§ **EXERCISE PROMPT**:
Identify every line in the records below that contains the word "frac", and reproduce each one.

§ **PROVIDED RECORDS**:
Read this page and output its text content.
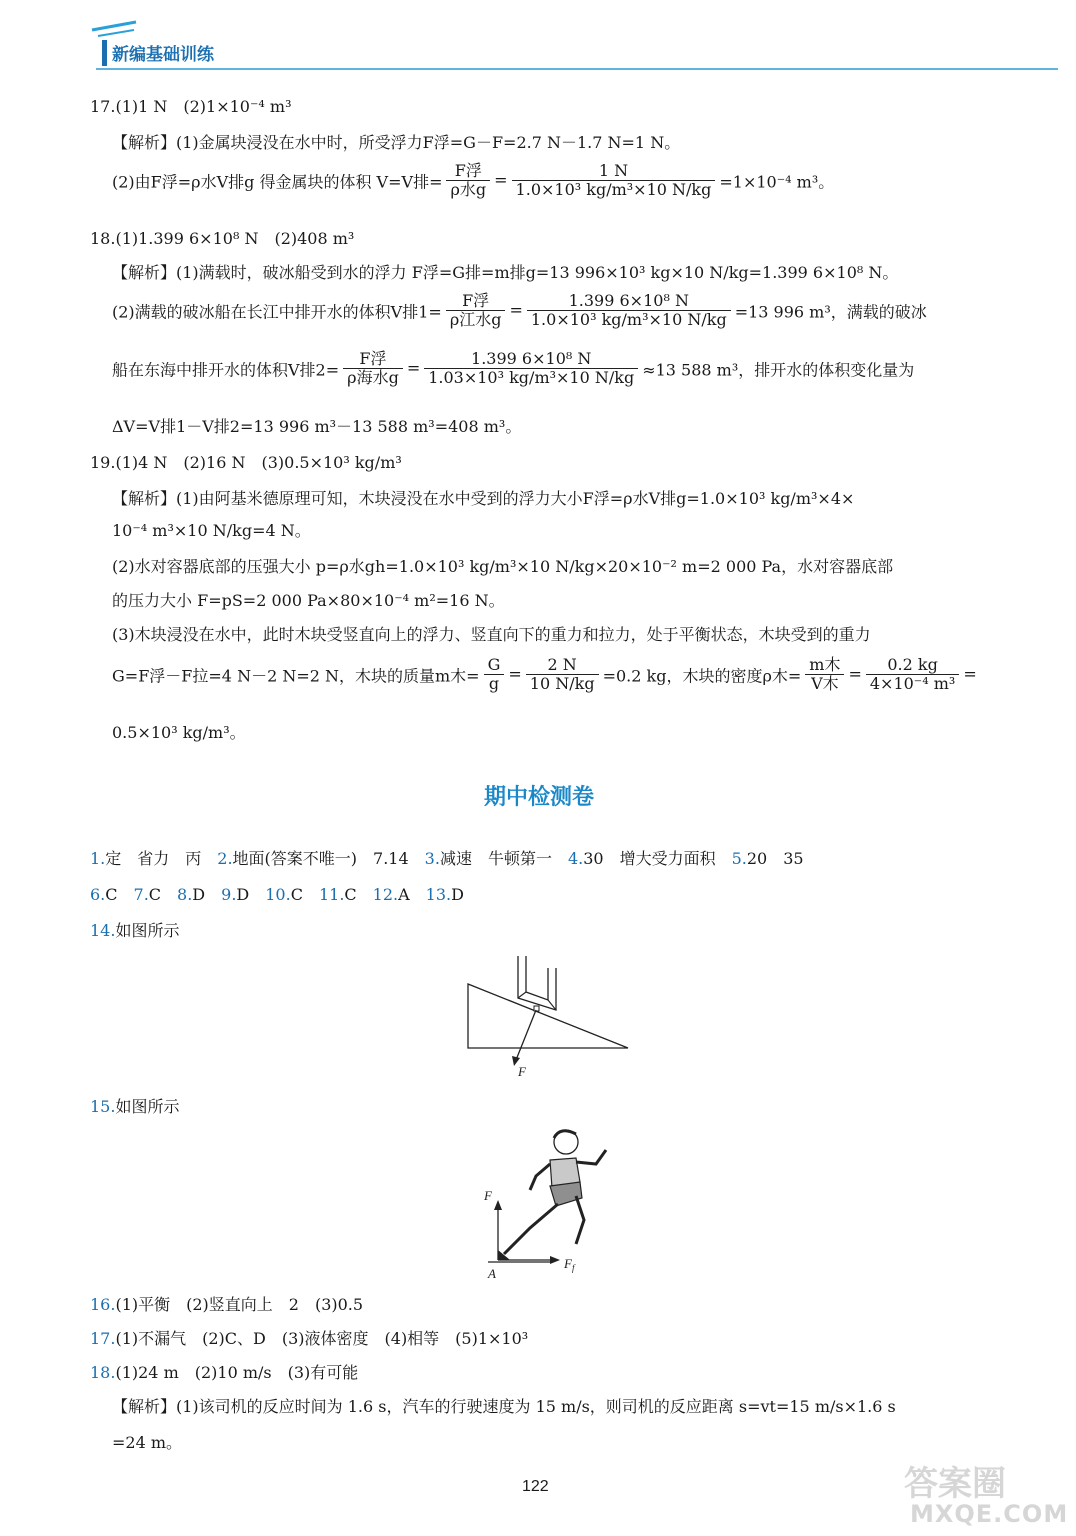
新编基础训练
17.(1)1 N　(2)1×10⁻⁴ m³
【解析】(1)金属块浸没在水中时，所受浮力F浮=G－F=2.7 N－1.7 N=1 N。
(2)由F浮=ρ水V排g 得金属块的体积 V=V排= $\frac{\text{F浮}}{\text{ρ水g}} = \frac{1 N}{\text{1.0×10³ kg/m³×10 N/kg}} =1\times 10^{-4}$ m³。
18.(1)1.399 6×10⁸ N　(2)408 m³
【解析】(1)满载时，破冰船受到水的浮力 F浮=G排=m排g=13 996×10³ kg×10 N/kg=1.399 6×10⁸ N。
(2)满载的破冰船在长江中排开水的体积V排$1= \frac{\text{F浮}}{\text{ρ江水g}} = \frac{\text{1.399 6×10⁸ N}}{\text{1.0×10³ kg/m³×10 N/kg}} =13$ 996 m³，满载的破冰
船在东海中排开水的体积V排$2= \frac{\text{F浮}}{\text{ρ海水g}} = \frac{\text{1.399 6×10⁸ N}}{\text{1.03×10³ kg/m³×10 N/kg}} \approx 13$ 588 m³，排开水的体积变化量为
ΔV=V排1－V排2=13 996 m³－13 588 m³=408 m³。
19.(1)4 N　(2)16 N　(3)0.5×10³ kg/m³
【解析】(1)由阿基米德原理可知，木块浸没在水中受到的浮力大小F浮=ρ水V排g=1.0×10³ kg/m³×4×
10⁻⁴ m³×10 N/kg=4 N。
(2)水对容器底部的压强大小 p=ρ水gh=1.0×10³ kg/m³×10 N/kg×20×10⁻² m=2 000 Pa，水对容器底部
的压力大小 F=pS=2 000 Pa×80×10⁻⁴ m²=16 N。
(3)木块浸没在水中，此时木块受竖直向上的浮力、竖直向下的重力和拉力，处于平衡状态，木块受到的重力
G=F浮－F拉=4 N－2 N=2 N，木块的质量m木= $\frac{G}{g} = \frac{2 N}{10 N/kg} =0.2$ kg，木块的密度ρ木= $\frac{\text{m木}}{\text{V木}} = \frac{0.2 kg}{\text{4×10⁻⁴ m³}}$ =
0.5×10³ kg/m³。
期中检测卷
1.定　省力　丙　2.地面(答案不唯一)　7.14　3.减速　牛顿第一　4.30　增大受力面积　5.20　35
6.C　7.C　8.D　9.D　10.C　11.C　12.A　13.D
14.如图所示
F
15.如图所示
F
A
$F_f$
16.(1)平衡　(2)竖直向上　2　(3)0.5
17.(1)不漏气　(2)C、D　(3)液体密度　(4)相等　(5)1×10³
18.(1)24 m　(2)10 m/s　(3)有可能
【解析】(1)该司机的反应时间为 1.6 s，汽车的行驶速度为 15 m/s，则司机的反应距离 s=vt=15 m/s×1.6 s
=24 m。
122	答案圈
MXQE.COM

§ **FULL ANSWER**:
(2)由F浮=ρ水V排g 得金属块的体积 V=V排= $\frac{\text{F浮}}{\text{ρ水g}} = \frac{1 N}{\text{1.0×10³ kg/m³×10 N/kg}} =1\times 10^{-4}$ m³。
(2)满载的破冰船在长江中排开水的体积V排$1= \frac{\text{F浮}}{\text{ρ江水g}} = \frac{\text{1.399 6×10⁸ N}}{\text{1.0×10³ kg/m³×10 N/kg}} =13$ 996 m³，满载的破冰
船在东海中排开水的体积V排$2= \frac{\text{F浮}}{\text{ρ海水g}} = \frac{\text{1.399 6×10⁸ N}}{\text{1.03×10³ kg/m³×10 N/kg}} \approx 13$ 588 m³，排开水的体积变化量为
G=F浮－F拉=4 N－2 N=2 N，木块的质量m木= $\frac{G}{g} = \frac{2 N}{10 N/kg} =0.2$ kg，木块的密度ρ木= $\frac{\text{m木}}{\text{V木}} = \frac{0.2 kg}{\text{4×10⁻⁴ m³}}$ =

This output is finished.